● GOAL:
Return the listing below word for word.

───── SUPPLIED ENTRIES ─────

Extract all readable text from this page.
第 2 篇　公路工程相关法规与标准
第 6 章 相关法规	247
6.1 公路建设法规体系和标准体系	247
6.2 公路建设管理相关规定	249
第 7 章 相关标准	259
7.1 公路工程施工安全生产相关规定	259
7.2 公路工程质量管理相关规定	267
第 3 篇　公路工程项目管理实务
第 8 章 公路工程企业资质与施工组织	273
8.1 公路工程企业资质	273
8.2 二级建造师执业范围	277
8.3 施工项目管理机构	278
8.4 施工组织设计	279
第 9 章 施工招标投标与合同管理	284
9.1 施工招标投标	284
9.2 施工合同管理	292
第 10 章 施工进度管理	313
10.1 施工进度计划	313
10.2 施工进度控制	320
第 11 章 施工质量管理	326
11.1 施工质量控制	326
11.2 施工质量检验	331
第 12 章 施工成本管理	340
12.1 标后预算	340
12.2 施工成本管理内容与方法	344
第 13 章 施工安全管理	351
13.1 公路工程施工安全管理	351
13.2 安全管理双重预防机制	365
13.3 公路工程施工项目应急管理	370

─────

● PROBLEM SOLUTION:
Extract all readable text from this page.
第 2 篇　公路工程相关法规与标准
第 6 章 相关法规	247
6.1 公路建设法规体系和标准体系	247
6.2 公路建设管理相关规定	249
第 7 章 相关标准	259
7.1 公路工程施工安全生产相关规定	259
7.2 公路工程质量管理相关规定	267
第 3 篇　公路工程项目管理实务
第 8 章 公路工程企业资质与施工组织	273
8.1 公路工程企业资质	273
8.2 二级建造师执业范围	277
8.3 施工项目管理机构	278
8.4 施工组织设计	279
第 9 章 施工招标投标与合同管理	284
9.1 施工招标投标	284
9.2 施工合同管理	292
第 10 章 施工进度管理	313
10.1 施工进度计划	313
10.2 施工进度控制	320
第 11 章 施工质量管理	326
11.1 施工质量控制	326
11.2 施工质量检验	331
第 12 章 施工成本管理	340
12.1 标后预算	340
12.2 施工成本管理内容与方法	344
第 13 章 施工安全管理	351
13.1 公路工程施工安全管理	351
13.2 安全管理双重预防机制	365
13.3 公路工程施工项目应急管理	370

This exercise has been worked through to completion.